▶ **Prompt 1**
In the oil train article, which city comes after Pittsburgh in the number of residents who could be affected?
▶ **Prompt 2**
Please restate word for word the passage of the oil train article that begins at the words "The PublicSource report" and stops after the words "Energy Information Administration.".

▶ **Text block**
=== Begin Enclosure ===

The interactive map, available on FracTracker’s website, allows users to zoom in on municipalities and ZIP codes in Pittsburgh to see how many residents live in that zone. The groups hoped the map would illuminate the potential hazards for those who live there. The report by PennEnvironment and FracTracker can be found at http://ow.ly/JQAC3
“I think it’s dangerous to not know where they are,” Mr. Kelso said, referring to the oil train routes.
Statewide, the number of people that the report found to be at risk generally mirrors overall population density. The amount of people living in Pittsburgh’s evacuation zones was second to Philadelphia, a city that has about 710,000 people living in an evacuation zone and encompasses 16 of the 25 ZIP codes deemed most at risk.
Pittsburgh was followed by Reading with about 70,000 residents who could be affected and Scranton with about 61,000 residents.
Local communities are “wholly unprepared,” the report argues, because residents and first responders are “largely unaware these trains are traveling through their cities.”
PublicSource, a Pittsburgh-based investigative journalism nonprofit and Pittsburgh Post-Gazette news partner, released its own analysis Monday, which accounted only for routes that are known to carry crude oil. The FracTracker analysis showed a higher amount of people at risk because it included rail lines that may not be carrying significant amounts of crude oil.
PublicSource found 1.5 million people lived near rail lines on which more than 1 million gallons of Bakken crude oil are moving, as reported by railroad companies to the Pennsylvania Emergency Management Agency.
“The actual number of people affected in the state may be somewhere in between,” the figures presented by the two reports, the PublicSource article suggests.
The PublicSource report can be found at http://ow.ly/JQApj.
Rail accidents involving volatile crude oil have grabbed headlines as oil production in the Bakken Shale of North Dakota has soared since 2011. Production has grown by about 30 percent since the beginning of 2014, surpassing 1,300 barrels per day in February and projected to increase again in March, according to the U.S. Energy Information Administration.
Oil drillers in particular have relied on trains to ship their oil to refineries because North Dakota lacks sufficient pipeline capacity. Natural gas producers in the Marcellus and Utica shale plays don’t typically rely on rail.
David Pidgeon, spokesman for Norfolk Southern, said the company shares the public’s concerns and has taken every precaution to ensure safe movement of hazardous materials. The routes taken by hazardous materials, he said, adhere to a special formula developed by railroad companies and federal regulators and “are among the best maintained routes in our network.”

=== End Enclosure ===

▶ **Record set**
=== Begin Enclosure ===

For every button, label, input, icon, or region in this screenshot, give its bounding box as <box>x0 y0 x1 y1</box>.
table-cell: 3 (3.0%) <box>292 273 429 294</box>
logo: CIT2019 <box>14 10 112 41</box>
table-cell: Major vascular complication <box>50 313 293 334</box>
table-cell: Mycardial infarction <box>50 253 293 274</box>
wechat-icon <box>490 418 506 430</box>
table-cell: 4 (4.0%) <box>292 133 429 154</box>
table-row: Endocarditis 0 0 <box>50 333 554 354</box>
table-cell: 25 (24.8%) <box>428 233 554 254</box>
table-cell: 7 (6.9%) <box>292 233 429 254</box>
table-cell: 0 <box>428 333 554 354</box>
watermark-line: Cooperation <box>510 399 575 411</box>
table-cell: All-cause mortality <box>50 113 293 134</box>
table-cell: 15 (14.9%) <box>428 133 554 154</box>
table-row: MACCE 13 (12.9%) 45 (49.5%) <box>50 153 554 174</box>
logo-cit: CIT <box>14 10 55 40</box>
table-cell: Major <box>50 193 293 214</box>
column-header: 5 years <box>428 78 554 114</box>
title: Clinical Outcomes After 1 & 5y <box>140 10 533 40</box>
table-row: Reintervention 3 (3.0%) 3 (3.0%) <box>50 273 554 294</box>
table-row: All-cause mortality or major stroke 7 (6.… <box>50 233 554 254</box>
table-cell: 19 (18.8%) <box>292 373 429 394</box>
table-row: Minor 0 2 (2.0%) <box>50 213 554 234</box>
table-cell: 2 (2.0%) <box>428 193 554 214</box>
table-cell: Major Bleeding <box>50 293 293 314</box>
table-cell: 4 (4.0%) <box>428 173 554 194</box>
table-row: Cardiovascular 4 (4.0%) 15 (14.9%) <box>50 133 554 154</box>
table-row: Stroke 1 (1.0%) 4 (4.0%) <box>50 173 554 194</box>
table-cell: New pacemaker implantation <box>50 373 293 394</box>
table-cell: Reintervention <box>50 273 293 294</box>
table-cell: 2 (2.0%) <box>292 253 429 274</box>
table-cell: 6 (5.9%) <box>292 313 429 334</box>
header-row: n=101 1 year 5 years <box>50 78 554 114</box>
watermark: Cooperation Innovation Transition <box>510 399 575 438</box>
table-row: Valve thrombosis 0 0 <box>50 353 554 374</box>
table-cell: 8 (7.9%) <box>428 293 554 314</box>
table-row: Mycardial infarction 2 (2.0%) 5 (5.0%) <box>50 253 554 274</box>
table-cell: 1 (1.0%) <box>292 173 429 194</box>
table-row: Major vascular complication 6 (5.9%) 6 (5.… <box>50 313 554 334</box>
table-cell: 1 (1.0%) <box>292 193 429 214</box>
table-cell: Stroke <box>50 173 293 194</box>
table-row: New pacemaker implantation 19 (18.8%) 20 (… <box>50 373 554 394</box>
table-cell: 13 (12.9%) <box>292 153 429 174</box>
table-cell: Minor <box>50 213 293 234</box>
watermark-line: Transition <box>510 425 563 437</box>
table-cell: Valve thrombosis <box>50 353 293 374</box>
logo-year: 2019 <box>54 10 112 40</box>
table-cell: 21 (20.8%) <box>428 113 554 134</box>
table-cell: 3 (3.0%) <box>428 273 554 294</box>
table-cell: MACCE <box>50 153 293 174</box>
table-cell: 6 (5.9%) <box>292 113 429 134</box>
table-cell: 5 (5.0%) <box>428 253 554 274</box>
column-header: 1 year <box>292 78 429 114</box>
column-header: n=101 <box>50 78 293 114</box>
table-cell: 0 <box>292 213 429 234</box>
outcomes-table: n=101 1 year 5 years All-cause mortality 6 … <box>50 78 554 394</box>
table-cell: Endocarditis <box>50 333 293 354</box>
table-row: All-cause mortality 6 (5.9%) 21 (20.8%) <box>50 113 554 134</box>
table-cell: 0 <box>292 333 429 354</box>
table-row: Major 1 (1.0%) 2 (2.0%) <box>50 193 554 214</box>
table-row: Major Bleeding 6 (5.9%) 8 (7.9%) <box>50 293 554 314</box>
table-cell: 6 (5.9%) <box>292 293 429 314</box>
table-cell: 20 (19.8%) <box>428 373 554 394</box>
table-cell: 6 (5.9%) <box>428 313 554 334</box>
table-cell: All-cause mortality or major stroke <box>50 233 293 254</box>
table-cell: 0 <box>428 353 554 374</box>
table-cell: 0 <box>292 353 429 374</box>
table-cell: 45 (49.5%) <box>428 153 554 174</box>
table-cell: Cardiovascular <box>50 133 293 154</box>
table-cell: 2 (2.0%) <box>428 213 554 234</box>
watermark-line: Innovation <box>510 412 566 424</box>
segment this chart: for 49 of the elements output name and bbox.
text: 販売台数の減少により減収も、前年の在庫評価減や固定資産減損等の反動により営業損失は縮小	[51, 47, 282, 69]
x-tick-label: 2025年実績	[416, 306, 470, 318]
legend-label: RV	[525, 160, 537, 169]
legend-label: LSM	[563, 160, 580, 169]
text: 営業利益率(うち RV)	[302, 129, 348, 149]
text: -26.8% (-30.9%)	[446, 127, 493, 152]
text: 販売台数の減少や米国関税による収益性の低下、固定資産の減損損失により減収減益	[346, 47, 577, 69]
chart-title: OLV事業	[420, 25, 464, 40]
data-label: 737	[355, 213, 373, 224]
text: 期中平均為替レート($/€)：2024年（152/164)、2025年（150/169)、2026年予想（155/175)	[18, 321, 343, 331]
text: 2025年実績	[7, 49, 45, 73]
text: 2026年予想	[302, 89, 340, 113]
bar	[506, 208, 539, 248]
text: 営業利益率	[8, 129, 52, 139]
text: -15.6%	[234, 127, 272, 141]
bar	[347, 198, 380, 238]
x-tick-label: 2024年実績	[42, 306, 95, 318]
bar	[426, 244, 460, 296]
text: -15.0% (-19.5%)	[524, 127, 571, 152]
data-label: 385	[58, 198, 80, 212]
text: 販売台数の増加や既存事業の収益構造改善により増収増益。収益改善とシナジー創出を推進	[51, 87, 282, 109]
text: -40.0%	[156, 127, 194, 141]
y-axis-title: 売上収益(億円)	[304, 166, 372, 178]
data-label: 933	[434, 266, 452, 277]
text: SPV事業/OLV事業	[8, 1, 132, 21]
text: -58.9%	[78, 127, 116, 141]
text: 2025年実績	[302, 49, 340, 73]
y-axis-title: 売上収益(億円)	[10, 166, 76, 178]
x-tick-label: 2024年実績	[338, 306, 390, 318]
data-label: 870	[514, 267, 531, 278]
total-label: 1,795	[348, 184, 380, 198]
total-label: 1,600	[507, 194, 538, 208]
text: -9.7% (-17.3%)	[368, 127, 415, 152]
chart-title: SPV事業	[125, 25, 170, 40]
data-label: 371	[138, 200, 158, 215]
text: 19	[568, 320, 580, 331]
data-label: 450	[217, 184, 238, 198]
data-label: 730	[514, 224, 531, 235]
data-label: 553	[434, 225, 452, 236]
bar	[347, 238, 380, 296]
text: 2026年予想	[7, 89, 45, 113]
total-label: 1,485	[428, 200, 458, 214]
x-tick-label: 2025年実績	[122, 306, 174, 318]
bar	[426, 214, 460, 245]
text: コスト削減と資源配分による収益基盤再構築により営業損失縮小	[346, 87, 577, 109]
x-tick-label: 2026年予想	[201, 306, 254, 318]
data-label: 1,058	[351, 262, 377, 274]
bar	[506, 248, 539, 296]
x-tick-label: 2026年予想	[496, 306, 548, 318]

=== End Enclosure ===

▶ **Exercise response 1**
Reading, with about 70,000 residents who could be affected.

▶ **Exercise response 2**
The PublicSource report can be found at http://ow.ly/JQApj.
Rail accidents involving volatile crude oil have grabbed headlines as oil production in the Bakken Shale of North Dakota has soared since 2011. Production has grown by about 30 percent since the beginning of 2014, surpassing 1,300 barrels per day in February and projected to increase again in March, according to the U.S. Energy Information Administration.